### The problem
Copy each line below that contains "name".

### Data shown
══════════════════════════════

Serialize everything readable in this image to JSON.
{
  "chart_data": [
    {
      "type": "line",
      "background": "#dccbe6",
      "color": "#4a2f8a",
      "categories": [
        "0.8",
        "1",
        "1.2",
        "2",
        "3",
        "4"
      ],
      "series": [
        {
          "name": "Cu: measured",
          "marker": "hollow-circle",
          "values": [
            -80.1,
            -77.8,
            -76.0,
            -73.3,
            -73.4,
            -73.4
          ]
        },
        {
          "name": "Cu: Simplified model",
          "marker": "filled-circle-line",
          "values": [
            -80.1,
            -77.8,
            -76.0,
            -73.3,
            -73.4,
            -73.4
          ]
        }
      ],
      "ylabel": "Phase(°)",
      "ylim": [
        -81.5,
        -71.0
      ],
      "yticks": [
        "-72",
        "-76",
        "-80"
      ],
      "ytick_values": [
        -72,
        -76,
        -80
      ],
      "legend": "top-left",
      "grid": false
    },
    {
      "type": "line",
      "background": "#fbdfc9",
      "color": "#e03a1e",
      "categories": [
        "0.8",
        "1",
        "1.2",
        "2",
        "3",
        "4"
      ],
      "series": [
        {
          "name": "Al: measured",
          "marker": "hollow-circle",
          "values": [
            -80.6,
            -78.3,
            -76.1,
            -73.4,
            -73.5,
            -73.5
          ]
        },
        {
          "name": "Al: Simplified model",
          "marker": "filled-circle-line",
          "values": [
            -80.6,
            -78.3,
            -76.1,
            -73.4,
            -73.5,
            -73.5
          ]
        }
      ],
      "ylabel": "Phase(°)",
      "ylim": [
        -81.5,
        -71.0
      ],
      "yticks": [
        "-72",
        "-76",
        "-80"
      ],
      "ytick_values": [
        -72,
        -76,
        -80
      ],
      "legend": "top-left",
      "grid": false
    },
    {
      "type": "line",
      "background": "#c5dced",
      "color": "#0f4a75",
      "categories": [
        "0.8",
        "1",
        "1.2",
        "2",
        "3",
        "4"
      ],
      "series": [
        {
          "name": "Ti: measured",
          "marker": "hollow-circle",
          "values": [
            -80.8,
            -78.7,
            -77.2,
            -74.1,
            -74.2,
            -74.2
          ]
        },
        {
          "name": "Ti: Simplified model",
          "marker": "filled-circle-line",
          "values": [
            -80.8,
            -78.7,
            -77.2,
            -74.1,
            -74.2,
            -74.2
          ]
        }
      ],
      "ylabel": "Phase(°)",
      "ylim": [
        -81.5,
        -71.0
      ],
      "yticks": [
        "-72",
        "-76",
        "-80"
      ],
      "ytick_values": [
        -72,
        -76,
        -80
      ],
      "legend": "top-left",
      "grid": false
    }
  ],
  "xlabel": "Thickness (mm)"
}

══════════════════════════════

### Solved exercise
          "name": "Cu: measured",
          "name": "Cu: Simplified model",
          "name": "Al: measured",
          "name": "Al: Simplified model",
          "name": "Ti: measured",
          "name": "Ti: Simplified model",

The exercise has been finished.